Dataset excerpts
_ _ _

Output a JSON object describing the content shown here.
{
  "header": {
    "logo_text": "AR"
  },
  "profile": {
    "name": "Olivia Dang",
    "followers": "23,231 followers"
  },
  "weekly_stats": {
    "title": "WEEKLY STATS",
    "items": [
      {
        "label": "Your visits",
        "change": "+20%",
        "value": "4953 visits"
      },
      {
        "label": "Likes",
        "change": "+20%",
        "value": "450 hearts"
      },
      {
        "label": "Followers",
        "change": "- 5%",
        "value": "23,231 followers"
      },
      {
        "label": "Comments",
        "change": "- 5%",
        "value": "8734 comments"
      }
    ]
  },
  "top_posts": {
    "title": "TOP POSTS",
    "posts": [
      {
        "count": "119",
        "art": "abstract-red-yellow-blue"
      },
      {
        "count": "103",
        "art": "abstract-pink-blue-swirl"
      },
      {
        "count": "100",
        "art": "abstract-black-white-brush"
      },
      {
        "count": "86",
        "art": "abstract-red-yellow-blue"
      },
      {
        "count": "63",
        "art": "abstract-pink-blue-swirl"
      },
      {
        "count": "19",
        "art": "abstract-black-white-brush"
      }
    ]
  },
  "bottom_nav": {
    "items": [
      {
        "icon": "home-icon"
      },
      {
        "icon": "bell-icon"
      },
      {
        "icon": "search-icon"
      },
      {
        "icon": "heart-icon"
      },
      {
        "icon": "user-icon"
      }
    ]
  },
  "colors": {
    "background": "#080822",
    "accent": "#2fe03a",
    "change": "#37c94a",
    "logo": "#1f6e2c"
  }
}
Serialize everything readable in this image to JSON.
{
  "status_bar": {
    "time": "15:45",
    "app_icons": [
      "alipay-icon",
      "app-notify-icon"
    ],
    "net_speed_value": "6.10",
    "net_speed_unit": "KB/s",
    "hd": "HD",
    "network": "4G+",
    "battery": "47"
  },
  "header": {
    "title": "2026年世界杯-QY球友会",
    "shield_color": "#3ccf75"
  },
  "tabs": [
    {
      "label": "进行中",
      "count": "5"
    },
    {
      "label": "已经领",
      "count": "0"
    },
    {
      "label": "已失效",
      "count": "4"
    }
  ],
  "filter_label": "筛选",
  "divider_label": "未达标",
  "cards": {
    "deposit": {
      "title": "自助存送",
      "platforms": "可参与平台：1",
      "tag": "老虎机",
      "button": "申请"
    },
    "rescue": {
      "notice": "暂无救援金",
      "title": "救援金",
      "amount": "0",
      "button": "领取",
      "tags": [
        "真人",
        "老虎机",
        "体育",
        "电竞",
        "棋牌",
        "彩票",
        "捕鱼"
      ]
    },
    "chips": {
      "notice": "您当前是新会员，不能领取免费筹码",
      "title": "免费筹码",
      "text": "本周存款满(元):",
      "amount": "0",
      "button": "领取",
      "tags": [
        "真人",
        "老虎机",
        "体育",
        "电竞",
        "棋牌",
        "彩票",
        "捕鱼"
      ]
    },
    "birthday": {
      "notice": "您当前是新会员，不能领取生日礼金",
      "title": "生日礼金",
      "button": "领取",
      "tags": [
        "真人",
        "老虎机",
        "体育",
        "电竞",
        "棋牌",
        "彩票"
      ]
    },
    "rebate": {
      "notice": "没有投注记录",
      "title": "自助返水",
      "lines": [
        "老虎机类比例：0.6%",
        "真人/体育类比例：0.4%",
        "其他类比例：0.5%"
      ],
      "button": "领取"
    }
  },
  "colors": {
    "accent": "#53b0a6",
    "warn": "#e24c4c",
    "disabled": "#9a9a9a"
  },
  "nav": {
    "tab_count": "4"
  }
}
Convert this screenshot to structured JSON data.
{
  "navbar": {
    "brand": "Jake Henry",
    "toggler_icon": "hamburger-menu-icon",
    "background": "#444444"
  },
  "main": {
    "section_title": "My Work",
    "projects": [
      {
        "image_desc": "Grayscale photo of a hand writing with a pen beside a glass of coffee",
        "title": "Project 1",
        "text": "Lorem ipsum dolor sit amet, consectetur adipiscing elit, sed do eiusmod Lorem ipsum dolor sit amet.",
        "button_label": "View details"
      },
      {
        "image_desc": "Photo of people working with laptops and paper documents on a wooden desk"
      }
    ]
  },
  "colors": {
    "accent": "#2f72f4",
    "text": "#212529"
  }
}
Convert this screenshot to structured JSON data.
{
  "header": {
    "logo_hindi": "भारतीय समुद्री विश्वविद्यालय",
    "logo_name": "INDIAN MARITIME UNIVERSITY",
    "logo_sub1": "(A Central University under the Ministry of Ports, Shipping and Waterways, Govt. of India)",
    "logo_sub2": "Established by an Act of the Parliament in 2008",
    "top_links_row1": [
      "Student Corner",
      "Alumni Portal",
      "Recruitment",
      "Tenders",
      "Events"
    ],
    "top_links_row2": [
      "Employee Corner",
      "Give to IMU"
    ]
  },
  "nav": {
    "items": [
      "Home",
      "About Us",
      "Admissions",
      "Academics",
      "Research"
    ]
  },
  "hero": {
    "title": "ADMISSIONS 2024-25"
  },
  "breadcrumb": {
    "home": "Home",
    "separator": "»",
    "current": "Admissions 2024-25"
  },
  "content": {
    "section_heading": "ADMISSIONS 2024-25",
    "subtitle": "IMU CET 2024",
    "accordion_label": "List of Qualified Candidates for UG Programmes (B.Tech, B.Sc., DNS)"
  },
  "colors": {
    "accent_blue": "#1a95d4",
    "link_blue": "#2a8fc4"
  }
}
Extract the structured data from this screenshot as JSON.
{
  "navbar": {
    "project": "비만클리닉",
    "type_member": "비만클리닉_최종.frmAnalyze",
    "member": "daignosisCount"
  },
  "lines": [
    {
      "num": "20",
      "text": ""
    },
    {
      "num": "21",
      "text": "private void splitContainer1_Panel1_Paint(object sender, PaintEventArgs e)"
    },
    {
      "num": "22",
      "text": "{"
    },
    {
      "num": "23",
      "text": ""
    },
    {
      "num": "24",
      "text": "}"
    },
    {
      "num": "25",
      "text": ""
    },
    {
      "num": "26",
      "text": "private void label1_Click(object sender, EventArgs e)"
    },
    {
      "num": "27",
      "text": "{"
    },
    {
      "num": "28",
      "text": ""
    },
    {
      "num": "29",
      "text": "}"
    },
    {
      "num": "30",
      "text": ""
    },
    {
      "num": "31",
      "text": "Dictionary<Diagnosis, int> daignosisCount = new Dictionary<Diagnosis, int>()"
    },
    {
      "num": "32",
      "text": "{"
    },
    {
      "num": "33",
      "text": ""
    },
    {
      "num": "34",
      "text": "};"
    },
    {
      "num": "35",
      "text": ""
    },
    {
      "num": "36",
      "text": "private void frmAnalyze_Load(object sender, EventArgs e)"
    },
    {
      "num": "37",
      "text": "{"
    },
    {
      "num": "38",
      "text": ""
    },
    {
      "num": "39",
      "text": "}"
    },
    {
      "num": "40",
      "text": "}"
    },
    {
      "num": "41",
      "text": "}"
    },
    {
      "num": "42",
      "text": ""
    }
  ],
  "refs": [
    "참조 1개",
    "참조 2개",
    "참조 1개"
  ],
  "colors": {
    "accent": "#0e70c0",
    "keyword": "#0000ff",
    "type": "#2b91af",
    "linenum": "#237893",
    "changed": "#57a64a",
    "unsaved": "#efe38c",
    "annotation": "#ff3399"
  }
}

_ _ _

SHORT PROBLEM. Output the line that contains "Extract the structured", followed by every later line in the listing, with no line omitted and none added.

TASK RESULT.
Extract the structured data from this screenshot as JSON.
{
  "navbar": {
    "project": "비만클리닉",
    "type_member": "비만클리닉_최종.frmAnalyze",
    "member": "daignosisCount"
  },
  "lines": [
    {
      "num": "20",
      "text": ""
    },
    {
      "num": "21",
      "text": "private void splitContainer1_Panel1_Paint(object sender, PaintEventArgs e)"
    },
    {
      "num": "22",
      "text": "{"
    },
    {
      "num": "23",
      "text": ""
    },
    {
      "num": "24",
      "text": "}"
    },
    {
      "num": "25",
      "text": ""
    },
    {
      "num": "26",
      "text": "private void label1_Click(object sender, EventArgs e)"
    },
    {
      "num": "27",
      "text": "{"
    },
    {
      "num": "28",
      "text": ""
    },
    {
      "num": "29",
      "text": "}"
    },
    {
      "num": "30",
      "text": ""
    },
    {
      "num": "31",
      "text": "Dictionary<Diagnosis, int> daignosisCount = new Dictionary<Diagnosis, int>()"
    },
    {
      "num": "32",
      "text": "{"
    },
    {
      "num": "33",
      "text": ""
    },
    {
      "num": "34",
      "text": "};"
    },
    {
      "num": "35",
      "text": ""
    },
    {
      "num": "36",
      "text": "private void frmAnalyze_Load(object sender, EventArgs e)"
    },
    {
      "num": "37",
      "text": "{"
    },
    {
      "num": "38",
      "text": ""
    },
    {
      "num": "39",
      "text": "}"
    },
    {
      "num": "40",
      "text": "}"
    },
    {
      "num": "41",
      "text": "}"
    },
    {
      "num": "42",
      "text": ""
    }
  ],
  "refs": [
    "참조 1개",
    "참조 2개",
    "참조 1개"
  ],
  "colors": {
    "accent": "#0e70c0",
    "keyword": "#0000ff",
    "type": "#2b91af",
    "linenum": "#237893",
    "changed": "#57a64a",
    "unsaved": "#efe38c",
    "annotation": "#ff3399"
  }
}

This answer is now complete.